[What the task requires]:
Exact repetition of every entry is required.

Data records
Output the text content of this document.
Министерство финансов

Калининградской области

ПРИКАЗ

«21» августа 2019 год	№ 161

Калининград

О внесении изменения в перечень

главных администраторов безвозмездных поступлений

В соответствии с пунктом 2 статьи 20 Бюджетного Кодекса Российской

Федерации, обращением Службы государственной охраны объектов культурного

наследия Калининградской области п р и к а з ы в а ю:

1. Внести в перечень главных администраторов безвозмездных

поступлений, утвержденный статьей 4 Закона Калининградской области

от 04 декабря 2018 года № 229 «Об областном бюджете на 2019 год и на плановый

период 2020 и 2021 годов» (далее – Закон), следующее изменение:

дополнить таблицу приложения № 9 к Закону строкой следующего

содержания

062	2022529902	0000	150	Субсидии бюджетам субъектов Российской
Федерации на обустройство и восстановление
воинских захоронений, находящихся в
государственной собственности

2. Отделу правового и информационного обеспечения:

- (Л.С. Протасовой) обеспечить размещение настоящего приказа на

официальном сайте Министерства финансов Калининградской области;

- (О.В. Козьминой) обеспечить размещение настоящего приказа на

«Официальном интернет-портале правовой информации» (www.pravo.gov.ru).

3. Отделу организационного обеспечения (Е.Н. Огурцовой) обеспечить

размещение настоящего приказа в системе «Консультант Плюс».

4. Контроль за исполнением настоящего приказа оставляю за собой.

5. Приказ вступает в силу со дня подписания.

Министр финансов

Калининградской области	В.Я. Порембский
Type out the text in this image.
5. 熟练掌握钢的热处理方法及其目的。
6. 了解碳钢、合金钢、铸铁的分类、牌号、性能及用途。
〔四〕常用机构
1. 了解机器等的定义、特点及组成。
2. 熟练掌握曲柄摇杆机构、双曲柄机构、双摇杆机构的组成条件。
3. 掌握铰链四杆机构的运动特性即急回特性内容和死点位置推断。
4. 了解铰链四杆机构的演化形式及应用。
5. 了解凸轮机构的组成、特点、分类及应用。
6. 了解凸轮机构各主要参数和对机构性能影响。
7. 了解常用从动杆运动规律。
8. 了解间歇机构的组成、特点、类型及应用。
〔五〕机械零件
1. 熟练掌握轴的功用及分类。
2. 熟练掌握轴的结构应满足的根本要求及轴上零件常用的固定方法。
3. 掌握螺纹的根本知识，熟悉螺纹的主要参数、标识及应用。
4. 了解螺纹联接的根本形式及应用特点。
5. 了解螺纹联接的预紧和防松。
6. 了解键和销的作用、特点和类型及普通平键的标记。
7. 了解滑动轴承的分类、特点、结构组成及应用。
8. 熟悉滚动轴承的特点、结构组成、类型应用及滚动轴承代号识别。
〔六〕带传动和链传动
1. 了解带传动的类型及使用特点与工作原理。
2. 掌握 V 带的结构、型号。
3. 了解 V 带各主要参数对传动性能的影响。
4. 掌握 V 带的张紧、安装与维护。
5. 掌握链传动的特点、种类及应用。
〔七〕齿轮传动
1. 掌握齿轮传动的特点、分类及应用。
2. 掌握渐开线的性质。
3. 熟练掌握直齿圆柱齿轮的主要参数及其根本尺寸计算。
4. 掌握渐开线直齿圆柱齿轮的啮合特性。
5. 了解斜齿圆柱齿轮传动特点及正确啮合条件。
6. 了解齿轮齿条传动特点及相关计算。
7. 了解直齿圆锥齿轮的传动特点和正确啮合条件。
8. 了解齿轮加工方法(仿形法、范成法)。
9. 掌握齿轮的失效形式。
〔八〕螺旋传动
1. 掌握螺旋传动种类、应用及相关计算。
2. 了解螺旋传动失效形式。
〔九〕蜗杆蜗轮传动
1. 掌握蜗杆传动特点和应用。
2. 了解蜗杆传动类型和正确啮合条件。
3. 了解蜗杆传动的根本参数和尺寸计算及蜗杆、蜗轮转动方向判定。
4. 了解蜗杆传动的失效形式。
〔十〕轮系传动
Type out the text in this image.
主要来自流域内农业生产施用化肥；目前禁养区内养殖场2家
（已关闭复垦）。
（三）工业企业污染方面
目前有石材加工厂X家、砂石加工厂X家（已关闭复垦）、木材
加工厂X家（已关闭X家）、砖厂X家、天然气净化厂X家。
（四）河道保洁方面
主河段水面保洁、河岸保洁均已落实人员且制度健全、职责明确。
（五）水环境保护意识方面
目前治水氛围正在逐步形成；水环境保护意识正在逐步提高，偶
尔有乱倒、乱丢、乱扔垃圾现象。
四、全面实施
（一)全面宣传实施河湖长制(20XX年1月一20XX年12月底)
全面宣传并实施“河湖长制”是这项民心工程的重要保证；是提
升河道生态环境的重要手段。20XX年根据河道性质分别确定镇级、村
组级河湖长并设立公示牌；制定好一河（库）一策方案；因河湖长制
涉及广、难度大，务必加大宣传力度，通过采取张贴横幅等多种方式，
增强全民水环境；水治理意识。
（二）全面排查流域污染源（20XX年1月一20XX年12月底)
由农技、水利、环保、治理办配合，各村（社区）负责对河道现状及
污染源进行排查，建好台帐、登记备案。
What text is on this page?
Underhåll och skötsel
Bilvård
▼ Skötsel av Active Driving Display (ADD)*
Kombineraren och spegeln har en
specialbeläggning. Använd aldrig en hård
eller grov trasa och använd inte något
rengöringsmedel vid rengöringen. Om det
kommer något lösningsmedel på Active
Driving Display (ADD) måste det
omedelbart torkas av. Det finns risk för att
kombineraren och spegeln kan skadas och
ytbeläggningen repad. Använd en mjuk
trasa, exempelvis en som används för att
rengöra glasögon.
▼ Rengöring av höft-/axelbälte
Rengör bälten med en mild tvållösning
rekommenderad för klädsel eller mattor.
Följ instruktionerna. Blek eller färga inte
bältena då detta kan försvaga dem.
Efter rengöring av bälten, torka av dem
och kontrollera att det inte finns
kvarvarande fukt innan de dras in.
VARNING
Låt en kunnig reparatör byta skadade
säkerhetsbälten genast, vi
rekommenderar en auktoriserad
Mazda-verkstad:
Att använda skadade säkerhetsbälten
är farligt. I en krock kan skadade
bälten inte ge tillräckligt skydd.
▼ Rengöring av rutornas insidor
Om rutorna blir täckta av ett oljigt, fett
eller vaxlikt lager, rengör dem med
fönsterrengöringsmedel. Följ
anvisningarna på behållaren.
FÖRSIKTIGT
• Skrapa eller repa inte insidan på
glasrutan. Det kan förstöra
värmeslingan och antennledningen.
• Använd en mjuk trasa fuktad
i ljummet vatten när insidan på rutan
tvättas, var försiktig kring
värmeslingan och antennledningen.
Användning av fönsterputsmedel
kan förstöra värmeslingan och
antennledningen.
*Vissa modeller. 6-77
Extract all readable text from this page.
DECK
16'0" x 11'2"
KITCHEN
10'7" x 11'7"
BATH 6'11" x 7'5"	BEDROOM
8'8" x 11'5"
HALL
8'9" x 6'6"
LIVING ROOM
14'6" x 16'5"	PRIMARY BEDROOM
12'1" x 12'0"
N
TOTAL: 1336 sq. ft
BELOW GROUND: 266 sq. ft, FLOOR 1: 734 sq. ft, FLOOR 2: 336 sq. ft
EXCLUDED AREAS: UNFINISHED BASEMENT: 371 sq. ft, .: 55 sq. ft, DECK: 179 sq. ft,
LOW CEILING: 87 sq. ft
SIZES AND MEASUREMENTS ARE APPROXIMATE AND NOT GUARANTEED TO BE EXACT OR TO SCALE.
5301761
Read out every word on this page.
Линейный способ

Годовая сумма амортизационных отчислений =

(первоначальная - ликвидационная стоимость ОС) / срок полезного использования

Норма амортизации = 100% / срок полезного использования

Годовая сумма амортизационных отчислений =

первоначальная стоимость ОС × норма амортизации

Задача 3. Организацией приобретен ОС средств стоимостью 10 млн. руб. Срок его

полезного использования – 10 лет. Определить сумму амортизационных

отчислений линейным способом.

[Solution for this task]:
Output the text content of this document.
Министерство финансов

Калининградской области

ПРИКАЗ

«21» августа 2019 год	№ 161

Калининград

О внесении изменения в перечень

главных администраторов безвозмездных поступлений

В соответствии с пунктом 2 статьи 20 Бюджетного Кодекса Российской

Федерации, обращением Службы государственной охраны объектов культурного

наследия Калининградской области п р и к а з ы в а ю:

1. Внести в перечень главных администраторов безвозмездных

поступлений, утвержденный статьей 4 Закона Калининградской области

от 04 декабря 2018 года № 229 «Об областном бюджете на 2019 год и на плановый

период 2020 и 2021 годов» (далее – Закон), следующее изменение:

дополнить таблицу приложения № 9 к Закону строкой следующего

содержания

062	2022529902	0000	150	Субсидии бюджетам субъектов Российской
Федерации на обустройство и восстановление
воинских захоронений, находящихся в
государственной собственности

2. Отделу правового и информационного обеспечения:

- (Л.С. Протасовой) обеспечить размещение настоящего приказа на

официальном сайте Министерства финансов Калининградской области;

- (О.В. Козьминой) обеспечить размещение настоящего приказа на

«Официальном интернет-портале правовой информации» (www.pravo.gov.ru).

3. Отделу организационного обеспечения (Е.Н. Огурцовой) обеспечить

размещение настоящего приказа в системе «Консультант Плюс».

4. Контроль за исполнением настоящего приказа оставляю за собой.

5. Приказ вступает в силу со дня подписания.

Министр финансов

Калининградской области	В.Я. Порембский
Type out the text in this image.
5. 熟练掌握钢的热处理方法及其目的。
6. 了解碳钢、合金钢、铸铁的分类、牌号、性能及用途。
〔四〕常用机构
1. 了解机器等的定义、特点及组成。
2. 熟练掌握曲柄摇杆机构、双曲柄机构、双摇杆机构的组成条件。
3. 掌握铰链四杆机构的运动特性即急回特性内容和死点位置推断。
4. 了解铰链四杆机构的演化形式及应用。
5. 了解凸轮机构的组成、特点、分类及应用。
6. 了解凸轮机构各主要参数和对机构性能影响。
7. 了解常用从动杆运动规律。
8. 了解间歇机构的组成、特点、类型及应用。
〔五〕机械零件
1. 熟练掌握轴的功用及分类。
2. 熟练掌握轴的结构应满足的根本要求及轴上零件常用的固定方法。
3. 掌握螺纹的根本知识，熟悉螺纹的主要参数、标识及应用。
4. 了解螺纹联接的根本形式及应用特点。
5. 了解螺纹联接的预紧和防松。
6. 了解键和销的作用、特点和类型及普通平键的标记。
7. 了解滑动轴承的分类、特点、结构组成及应用。
8. 熟悉滚动轴承的特点、结构组成、类型应用及滚动轴承代号识别。
〔六〕带传动和链传动
1. 了解带传动的类型及使用特点与工作原理。
2. 掌握 V 带的结构、型号。
3. 了解 V 带各主要参数对传动性能的影响。
4. 掌握 V 带的张紧、安装与维护。
5. 掌握链传动的特点、种类及应用。
〔七〕齿轮传动
1. 掌握齿轮传动的特点、分类及应用。
2. 掌握渐开线的性质。
3. 熟练掌握直齿圆柱齿轮的主要参数及其根本尺寸计算。
4. 掌握渐开线直齿圆柱齿轮的啮合特性。
5. 了解斜齿圆柱齿轮传动特点及正确啮合条件。
6. 了解齿轮齿条传动特点及相关计算。
7. 了解直齿圆锥齿轮的传动特点和正确啮合条件。
8. 了解齿轮加工方法(仿形法、范成法)。
9. 掌握齿轮的失效形式。
〔八〕螺旋传动
1. 掌握螺旋传动种类、应用及相关计算。
2. 了解螺旋传动失效形式。
〔九〕蜗杆蜗轮传动
1. 掌握蜗杆传动特点和应用。
2. 了解蜗杆传动类型和正确啮合条件。
3. 了解蜗杆传动的根本参数和尺寸计算及蜗杆、蜗轮转动方向判定。
4. 了解蜗杆传动的失效形式。
〔十〕轮系传动
Type out the text in this image.
主要来自流域内农业生产施用化肥；目前禁养区内养殖场2家
（已关闭复垦）。
（三）工业企业污染方面
目前有石材加工厂X家、砂石加工厂X家（已关闭复垦）、木材
加工厂X家（已关闭X家）、砖厂X家、天然气净化厂X家。
（四）河道保洁方面
主河段水面保洁、河岸保洁均已落实人员且制度健全、职责明确。
（五）水环境保护意识方面
目前治水氛围正在逐步形成；水环境保护意识正在逐步提高，偶
尔有乱倒、乱丢、乱扔垃圾现象。
四、全面实施
（一)全面宣传实施河湖长制(20XX年1月一20XX年12月底)
全面宣传并实施“河湖长制”是这项民心工程的重要保证；是提
升河道生态环境的重要手段。20XX年根据河道性质分别确定镇级、村
组级河湖长并设立公示牌；制定好一河（库）一策方案；因河湖长制
涉及广、难度大，务必加大宣传力度，通过采取张贴横幅等多种方式，
增强全民水环境；水治理意识。
（二）全面排查流域污染源（20XX年1月一20XX年12月底)
由农技、水利、环保、治理办配合，各村（社区）负责对河道现状及
污染源进行排查，建好台帐、登记备案。
What text is on this page?
Underhåll och skötsel
Bilvård
▼ Skötsel av Active Driving Display (ADD)*
Kombineraren och spegeln har en
specialbeläggning. Använd aldrig en hård
eller grov trasa och använd inte något
rengöringsmedel vid rengöringen. Om det
kommer något lösningsmedel på Active
Driving Display (ADD) måste det
omedelbart torkas av. Det finns risk för att
kombineraren och spegeln kan skadas och
ytbeläggningen repad. Använd en mjuk
trasa, exempelvis en som används för att
rengöra glasögon.
▼ Rengöring av höft-/axelbälte
Rengör bälten med en mild tvållösning
rekommenderad för klädsel eller mattor.
Följ instruktionerna. Blek eller färga inte
bältena då detta kan försvaga dem.
Efter rengöring av bälten, torka av dem
och kontrollera att det inte finns
kvarvarande fukt innan de dras in.
VARNING
Låt en kunnig reparatör byta skadade
säkerhetsbälten genast, vi
rekommenderar en auktoriserad
Mazda-verkstad:
Att använda skadade säkerhetsbälten
är farligt. I en krock kan skadade
bälten inte ge tillräckligt skydd.
▼ Rengöring av rutornas insidor
Om rutorna blir täckta av ett oljigt, fett
eller vaxlikt lager, rengör dem med
fönsterrengöringsmedel. Följ
anvisningarna på behållaren.
FÖRSIKTIGT
• Skrapa eller repa inte insidan på
glasrutan. Det kan förstöra
värmeslingan och antennledningen.
• Använd en mjuk trasa fuktad
i ljummet vatten när insidan på rutan
tvättas, var försiktig kring
värmeslingan och antennledningen.
Användning av fönsterputsmedel
kan förstöra värmeslingan och
antennledningen.
*Vissa modeller. 6-77
Extract all readable text from this page.
DECK
16'0" x 11'2"
KITCHEN
10'7" x 11'7"
BATH 6'11" x 7'5"	BEDROOM
8'8" x 11'5"
HALL
8'9" x 6'6"
LIVING ROOM
14'6" x 16'5"	PRIMARY BEDROOM
12'1" x 12'0"
N
TOTAL: 1336 sq. ft
BELOW GROUND: 266 sq. ft, FLOOR 1: 734 sq. ft, FLOOR 2: 336 sq. ft
EXCLUDED AREAS: UNFINISHED BASEMENT: 371 sq. ft, .: 55 sq. ft, DECK: 179 sq. ft,
LOW CEILING: 87 sq. ft
SIZES AND MEASUREMENTS ARE APPROXIMATE AND NOT GUARANTEED TO BE EXACT OR TO SCALE.
5301761
Read out every word on this page.
Линейный способ

Годовая сумма амортизационных отчислений =

(первоначальная - ликвидационная стоимость ОС) / срок полезного использования

Норма амортизации = 100% / срок полезного использования

Годовая сумма амортизационных отчислений =

первоначальная стоимость ОС × норма амортизации

Задача 3. Организацией приобретен ОС средств стоимостью 10 млн. руб. Срок его

полезного использования – 10 лет. Определить сумму амортизационных

отчислений линейным способом.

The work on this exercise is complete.